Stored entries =
────────────────
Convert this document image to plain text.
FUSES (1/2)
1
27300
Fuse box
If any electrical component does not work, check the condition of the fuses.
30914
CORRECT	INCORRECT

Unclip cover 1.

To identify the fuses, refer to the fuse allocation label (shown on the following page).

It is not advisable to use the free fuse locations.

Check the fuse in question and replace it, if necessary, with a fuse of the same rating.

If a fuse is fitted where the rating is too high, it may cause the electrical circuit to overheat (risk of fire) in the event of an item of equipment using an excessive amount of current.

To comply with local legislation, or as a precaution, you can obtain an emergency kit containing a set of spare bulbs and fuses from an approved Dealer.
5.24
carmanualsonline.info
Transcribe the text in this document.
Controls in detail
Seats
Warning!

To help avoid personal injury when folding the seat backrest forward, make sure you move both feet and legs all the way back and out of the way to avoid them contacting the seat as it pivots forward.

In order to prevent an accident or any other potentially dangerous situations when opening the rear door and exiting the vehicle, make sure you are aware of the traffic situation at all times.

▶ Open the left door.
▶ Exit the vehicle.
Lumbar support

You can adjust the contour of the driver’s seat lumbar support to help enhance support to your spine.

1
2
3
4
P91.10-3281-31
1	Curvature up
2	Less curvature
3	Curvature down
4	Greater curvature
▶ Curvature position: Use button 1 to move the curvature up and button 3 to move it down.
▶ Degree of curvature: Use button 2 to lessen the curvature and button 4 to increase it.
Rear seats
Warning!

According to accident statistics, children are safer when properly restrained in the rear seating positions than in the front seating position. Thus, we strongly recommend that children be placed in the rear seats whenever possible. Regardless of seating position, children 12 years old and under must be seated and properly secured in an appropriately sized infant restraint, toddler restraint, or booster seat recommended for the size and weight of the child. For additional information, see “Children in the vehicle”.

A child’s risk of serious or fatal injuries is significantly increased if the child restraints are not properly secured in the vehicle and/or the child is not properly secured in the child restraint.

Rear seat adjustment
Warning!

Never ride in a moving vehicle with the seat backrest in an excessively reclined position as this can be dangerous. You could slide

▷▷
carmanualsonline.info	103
────────────────
Read through the entries and copy every line that includes "document".

Task result =
Convert this document image to plain text.
Transcribe the text in this document.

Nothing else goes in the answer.